(Extracted data entries)
========================

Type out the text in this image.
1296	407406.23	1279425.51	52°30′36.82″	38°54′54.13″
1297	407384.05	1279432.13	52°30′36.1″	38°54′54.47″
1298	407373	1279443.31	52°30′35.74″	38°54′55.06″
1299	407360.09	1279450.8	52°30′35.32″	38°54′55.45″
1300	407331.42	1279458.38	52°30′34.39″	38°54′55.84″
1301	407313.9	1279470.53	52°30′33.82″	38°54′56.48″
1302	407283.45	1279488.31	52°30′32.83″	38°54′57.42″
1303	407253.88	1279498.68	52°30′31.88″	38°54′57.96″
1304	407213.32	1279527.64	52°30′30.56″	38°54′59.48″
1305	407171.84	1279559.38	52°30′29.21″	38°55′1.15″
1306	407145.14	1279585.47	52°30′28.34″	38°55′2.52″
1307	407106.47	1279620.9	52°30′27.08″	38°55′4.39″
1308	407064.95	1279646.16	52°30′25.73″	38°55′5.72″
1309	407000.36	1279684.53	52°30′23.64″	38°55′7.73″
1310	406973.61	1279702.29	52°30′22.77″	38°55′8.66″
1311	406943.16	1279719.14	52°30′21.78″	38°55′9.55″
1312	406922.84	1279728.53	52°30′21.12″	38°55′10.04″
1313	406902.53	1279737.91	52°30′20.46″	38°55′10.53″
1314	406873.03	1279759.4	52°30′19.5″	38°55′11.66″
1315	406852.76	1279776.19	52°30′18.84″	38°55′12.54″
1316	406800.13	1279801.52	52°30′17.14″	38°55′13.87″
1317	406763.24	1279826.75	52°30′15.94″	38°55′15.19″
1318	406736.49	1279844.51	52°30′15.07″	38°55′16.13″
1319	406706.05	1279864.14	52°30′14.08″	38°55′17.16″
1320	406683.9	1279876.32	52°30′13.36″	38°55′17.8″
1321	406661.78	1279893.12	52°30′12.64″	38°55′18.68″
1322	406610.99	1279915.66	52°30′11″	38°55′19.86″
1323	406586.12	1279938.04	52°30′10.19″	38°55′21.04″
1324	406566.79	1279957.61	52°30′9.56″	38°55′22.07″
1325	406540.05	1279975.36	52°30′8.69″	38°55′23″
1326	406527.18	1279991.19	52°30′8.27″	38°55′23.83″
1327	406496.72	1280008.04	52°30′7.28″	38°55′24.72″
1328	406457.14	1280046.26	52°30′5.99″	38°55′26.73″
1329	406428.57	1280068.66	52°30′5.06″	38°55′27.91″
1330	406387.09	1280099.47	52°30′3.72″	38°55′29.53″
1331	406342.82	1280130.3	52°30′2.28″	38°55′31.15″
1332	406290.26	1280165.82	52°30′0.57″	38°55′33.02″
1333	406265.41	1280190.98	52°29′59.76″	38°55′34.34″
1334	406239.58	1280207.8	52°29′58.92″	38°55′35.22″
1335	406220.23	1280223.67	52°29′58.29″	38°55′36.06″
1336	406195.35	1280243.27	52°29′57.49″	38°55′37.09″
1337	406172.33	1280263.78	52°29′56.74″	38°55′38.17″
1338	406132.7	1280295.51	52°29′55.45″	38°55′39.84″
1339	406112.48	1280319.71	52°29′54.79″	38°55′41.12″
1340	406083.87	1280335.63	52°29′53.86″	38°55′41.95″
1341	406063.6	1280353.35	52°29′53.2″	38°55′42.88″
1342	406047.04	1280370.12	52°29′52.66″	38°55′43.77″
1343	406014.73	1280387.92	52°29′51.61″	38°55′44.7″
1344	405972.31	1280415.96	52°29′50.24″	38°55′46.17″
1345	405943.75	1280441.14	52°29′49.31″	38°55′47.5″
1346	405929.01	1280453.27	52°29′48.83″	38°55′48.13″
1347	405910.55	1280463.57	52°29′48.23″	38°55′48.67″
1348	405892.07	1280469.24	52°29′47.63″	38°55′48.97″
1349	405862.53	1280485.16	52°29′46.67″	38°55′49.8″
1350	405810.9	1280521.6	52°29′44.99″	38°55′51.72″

========================

## Work to be completed
Every entry needs to be retyped exactly.

## Final answer
Type out the text in this image.
1296	407406.23	1279425.51	52°30′36.82″	38°54′54.13″
1297	407384.05	1279432.13	52°30′36.1″	38°54′54.47″
1298	407373	1279443.31	52°30′35.74″	38°54′55.06″
1299	407360.09	1279450.8	52°30′35.32″	38°54′55.45″
1300	407331.42	1279458.38	52°30′34.39″	38°54′55.84″
1301	407313.9	1279470.53	52°30′33.82″	38°54′56.48″
1302	407283.45	1279488.31	52°30′32.83″	38°54′57.42″
1303	407253.88	1279498.68	52°30′31.88″	38°54′57.96″
1304	407213.32	1279527.64	52°30′30.56″	38°54′59.48″
1305	407171.84	1279559.38	52°30′29.21″	38°55′1.15″
1306	407145.14	1279585.47	52°30′28.34″	38°55′2.52″
1307	407106.47	1279620.9	52°30′27.08″	38°55′4.39″
1308	407064.95	1279646.16	52°30′25.73″	38°55′5.72″
1309	407000.36	1279684.53	52°30′23.64″	38°55′7.73″
1310	406973.61	1279702.29	52°30′22.77″	38°55′8.66″
1311	406943.16	1279719.14	52°30′21.78″	38°55′9.55″
1312	406922.84	1279728.53	52°30′21.12″	38°55′10.04″
1313	406902.53	1279737.91	52°30′20.46″	38°55′10.53″
1314	406873.03	1279759.4	52°30′19.5″	38°55′11.66″
1315	406852.76	1279776.19	52°30′18.84″	38°55′12.54″
1316	406800.13	1279801.52	52°30′17.14″	38°55′13.87″
1317	406763.24	1279826.75	52°30′15.94″	38°55′15.19″
1318	406736.49	1279844.51	52°30′15.07″	38°55′16.13″
1319	406706.05	1279864.14	52°30′14.08″	38°55′17.16″
1320	406683.9	1279876.32	52°30′13.36″	38°55′17.8″
1321	406661.78	1279893.12	52°30′12.64″	38°55′18.68″
1322	406610.99	1279915.66	52°30′11″	38°55′19.86″
1323	406586.12	1279938.04	52°30′10.19″	38°55′21.04″
1324	406566.79	1279957.61	52°30′9.56″	38°55′22.07″
1325	406540.05	1279975.36	52°30′8.69″	38°55′23″
1326	406527.18	1279991.19	52°30′8.27″	38°55′23.83″
1327	406496.72	1280008.04	52°30′7.28″	38°55′24.72″
1328	406457.14	1280046.26	52°30′5.99″	38°55′26.73″
1329	406428.57	1280068.66	52°30′5.06″	38°55′27.91″
1330	406387.09	1280099.47	52°30′3.72″	38°55′29.53″
1331	406342.82	1280130.3	52°30′2.28″	38°55′31.15″
1332	406290.26	1280165.82	52°30′0.57″	38°55′33.02″
1333	406265.41	1280190.98	52°29′59.76″	38°55′34.34″
1334	406239.58	1280207.8	52°29′58.92″	38°55′35.22″
1335	406220.23	1280223.67	52°29′58.29″	38°55′36.06″
1336	406195.35	1280243.27	52°29′57.49″	38°55′37.09″
1337	406172.33	1280263.78	52°29′56.74″	38°55′38.17″
1338	406132.7	1280295.51	52°29′55.45″	38°55′39.84″
1339	406112.48	1280319.71	52°29′54.79″	38°55′41.12″
1340	406083.87	1280335.63	52°29′53.86″	38°55′41.95″
1341	406063.6	1280353.35	52°29′53.2″	38°55′42.88″
1342	406047.04	1280370.12	52°29′52.66″	38°55′43.77″
1343	406014.73	1280387.92	52°29′51.61″	38°55′44.7″
1344	405972.31	1280415.96	52°29′50.24″	38°55′46.17″
1345	405943.75	1280441.14	52°29′49.31″	38°55′47.5″
1346	405929.01	1280453.27	52°29′48.83″	38°55′48.13″
1347	405910.55	1280463.57	52°29′48.23″	38°55′48.67″
1348	405892.07	1280469.24	52°29′47.63″	38°55′48.97″
1349	405862.53	1280485.16	52°29′46.67″	38°55′49.8″
1350	405810.9	1280521.6	52°29′44.99″	38°55′51.72″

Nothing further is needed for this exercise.